**WHAT IS ASKED**
1/ Do statements (a), (b) and (c) agree with the text on sliding block puzzles? For each, answer yes or no and quote the exact words from the text that decide it.
(a) Most puzzle designs that change parity have a pair of identical interchangeable pieces.
(b) The text calls designs that need a 180° rotation trickier than those that need a 90° rotation.
(c) The text names the invisible force in Loyd's "14-15" puzzle the Parity.
2/ Can you carry on the text on sliding block puzzles, starting right after its last sentence?

Sliding Block Puzzles

by Serhiy Grabarchuk

Everyone who has ever tried to solve Loyd's "14-15" puzzle very soon felt some invisible force that prevents to solve the puzzle. And this force is so stubborn, so strong that one might continue attempts to eternity without success. The name of this force is the Parity. Many mathematicians and puzzlers know this "Invisible Thing" as a very dangerous, but at the same time very useful force which sometimes helps to solve very difficult problems (often with easy). Other times it suggests the most unusual and puzzling challenges, like Loyd's "14-15" puzzle that led the whole World to incredible puzzle madness.

A parity principle is often used as a main trick in sliding block puzzles, and is the solving key for them. For many such "tricky" puzzles solving them means finding the way how to change parity of their pieces from odd to even. So once the solver changes the parity of the pieces, the puzzle becomes solvable.

Many puzzle inventors employ tricky ideas how to change parity, and then mask these ideas from the solver in order to make these puzzles appear unsolvable. Most of such designs have a pair of identical interchangeable pieces. So when you change these pieces in the final position you, in fact, change the parity of the puzzle, and reach the solution. Other designs have pieces with special depictions, and when you rotate the whole puzzle 180°, some signs are changing into other and vice versa. This way you may interchange one pair (or any odd number of pairs) of pieces, and therefore "change" the parity without really changing it. Yeah! So illusive.

Trickier still are designs which require that you rotate the whole puzzle 90°. Actually, in this way you rotate cycles with an even numbers of pieces, and again this change the parity of the puzzle. Generally speaking, every such tricky puzzle always requires to perform some kind of optical illusion, because every time you have to move some piece(s) into certain positions for which another piece(s) would normally reside.

**INFORMATION PROVIDED**
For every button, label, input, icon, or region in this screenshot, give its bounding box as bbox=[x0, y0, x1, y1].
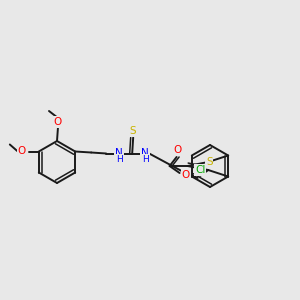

**RESULTS FOR THE EXERCISE**
1/
(a) Yes: "Most of such designs have a pair of identical interchangeable pieces."
(b) No: "Trickier still are designs which require that you rotate the whole puzzle 90°."
(c) Yes: "The name of this force is the Parity."

2/
Nevertheless there is a method to outwitting the Parity in a straightforward way, which does not require you to rotate the whole puzzle, nor to interchange the identical pieces, nor to use any special tricky pictures.

I would like to show some sliding block puzzles with this principle. Each of them uses pieces with some special adjustments to their shapes. For all the puzzles only usual rules for such type of puzzles are allowed -- you may move pieces within a tray with no turning, rotating, or lifting. For each puzzle its starting position is shown always on the left, final one on the right, and an arrow is placed between the positions.
 
 
The Sliding Weave Puzzle
You have the eight rectangular pieces (each is 4x6) with numbers from 1 to 8. The object is to exchange pieces 5 and 7.
 
The Sliding Weave Puzzle

The Sliding Weave Puzzle.
 
 
The Fan Puzzle
You have eight identically shaped pieces with one corner (1/8 of the full square's area) cut. The object is to reverse the whole fan.
 
The Fan Puzzle

The Fan Puzzle.
 
 
The Beetle Puzzle
You have the eight pieces as following: two color square pieces, four pieces without one corner (1/9 of the full square's area) and two pieces without two corners (2/9 of the full square's area). The object is to exchange the two color squares on Beetle's back.
 
The Beetle Puzzle

The Beetle Puzzle.
 
 
The Flexible Frame Puzzle - A
You have the eight two-layered pieces as following: four identical pieces are each made by pasting two identical triominoes together, and four other identical pieces are each made by pasting a half square atop a square. The object is to exchange the position of the two corner pieces, restoring a square frame.
 
The Flexible Frame Puzzle - A
 
4 corner pieces. 4 edge pieces.

The Flexible Frame Puzzle - A.
 
*) First this article was published in the Puzzlers' Tribute: A Feast for the Mind collection, A K Peters, Ltd., Natick, Massachusetts, Copyright © 2002 A K Peters, Ltd. Republished with permission. Some of the puzzles in this article appeared in Cubism for Fun (CFF) in 1996 and 1998.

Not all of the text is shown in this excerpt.